▶ _WHAT IS REQUIRED_: Take the data below and repeat it exactly.

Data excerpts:
--- START ---

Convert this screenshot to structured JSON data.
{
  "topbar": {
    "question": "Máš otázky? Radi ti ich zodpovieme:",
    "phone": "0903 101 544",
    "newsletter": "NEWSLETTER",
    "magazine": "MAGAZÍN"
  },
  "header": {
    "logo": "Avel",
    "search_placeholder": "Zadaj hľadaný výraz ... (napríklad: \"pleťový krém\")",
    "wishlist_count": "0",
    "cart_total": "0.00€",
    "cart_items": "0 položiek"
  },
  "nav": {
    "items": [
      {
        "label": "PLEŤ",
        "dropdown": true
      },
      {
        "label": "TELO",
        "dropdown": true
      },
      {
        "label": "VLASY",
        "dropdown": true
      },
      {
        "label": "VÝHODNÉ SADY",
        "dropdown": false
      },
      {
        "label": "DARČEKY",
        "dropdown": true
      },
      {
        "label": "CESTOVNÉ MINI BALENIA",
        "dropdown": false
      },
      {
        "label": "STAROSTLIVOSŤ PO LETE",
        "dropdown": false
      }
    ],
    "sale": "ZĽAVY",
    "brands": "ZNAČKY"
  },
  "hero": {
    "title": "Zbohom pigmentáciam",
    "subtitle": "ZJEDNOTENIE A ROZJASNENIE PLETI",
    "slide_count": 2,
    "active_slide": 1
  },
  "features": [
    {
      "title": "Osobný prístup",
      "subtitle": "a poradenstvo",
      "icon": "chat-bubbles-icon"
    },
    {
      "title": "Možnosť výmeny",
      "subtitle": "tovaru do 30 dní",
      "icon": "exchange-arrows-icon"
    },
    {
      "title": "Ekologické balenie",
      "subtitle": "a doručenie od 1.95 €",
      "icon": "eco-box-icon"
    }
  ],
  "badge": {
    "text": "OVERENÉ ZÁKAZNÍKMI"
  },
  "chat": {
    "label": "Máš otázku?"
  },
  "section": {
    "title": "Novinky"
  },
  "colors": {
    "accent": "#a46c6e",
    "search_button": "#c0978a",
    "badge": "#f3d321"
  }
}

--- END ---

▶ _SOLVED EXERCISE_:
Convert this screenshot to structured JSON data.
{
  "topbar": {
    "question": "Máš otázky? Radi ti ich zodpovieme:",
    "phone": "0903 101 544",
    "newsletter": "NEWSLETTER",
    "magazine": "MAGAZÍN"
  },
  "header": {
    "logo": "Avel",
    "search_placeholder": "Zadaj hľadaný výraz ... (napríklad: \"pleťový krém\")",
    "wishlist_count": "0",
    "cart_total": "0.00€",
    "cart_items": "0 položiek"
  },
  "nav": {
    "items": [
      {
        "label": "PLEŤ",
        "dropdown": true
      },
      {
        "label": "TELO",
        "dropdown": true
      },
      {
        "label": "VLASY",
        "dropdown": true
      },
      {
        "label": "VÝHODNÉ SADY",
        "dropdown": false
      },
      {
        "label": "DARČEKY",
        "dropdown": true
      },
      {
        "label": "CESTOVNÉ MINI BALENIA",
        "dropdown": false
      },
      {
        "label": "STAROSTLIVOSŤ PO LETE",
        "dropdown": false
      }
    ],
    "sale": "ZĽAVY",
    "brands": "ZNAČKY"
  },
  "hero": {
    "title": "Zbohom pigmentáciam",
    "subtitle": "ZJEDNOTENIE A ROZJASNENIE PLETI",
    "slide_count": 2,
    "active_slide": 1
  },
  "features": [
    {
      "title": "Osobný prístup",
      "subtitle": "a poradenstvo",
      "icon": "chat-bubbles-icon"
    },
    {
      "title": "Možnosť výmeny",
      "subtitle": "tovaru do 30 dní",
      "icon": "exchange-arrows-icon"
    },
    {
      "title": "Ekologické balenie",
      "subtitle": "a doručenie od 1.95 €",
      "icon": "eco-box-icon"
    }
  ],
  "badge": {
    "text": "OVERENÉ ZÁKAZNÍKMI"
  },
  "chat": {
    "label": "Máš otázku?"
  },
  "section": {
    "title": "Novinky"
  },
  "colors": {
    "accent": "#a46c6e",
    "search_button": "#c0978a",
    "badge": "#f3d321"
  }
}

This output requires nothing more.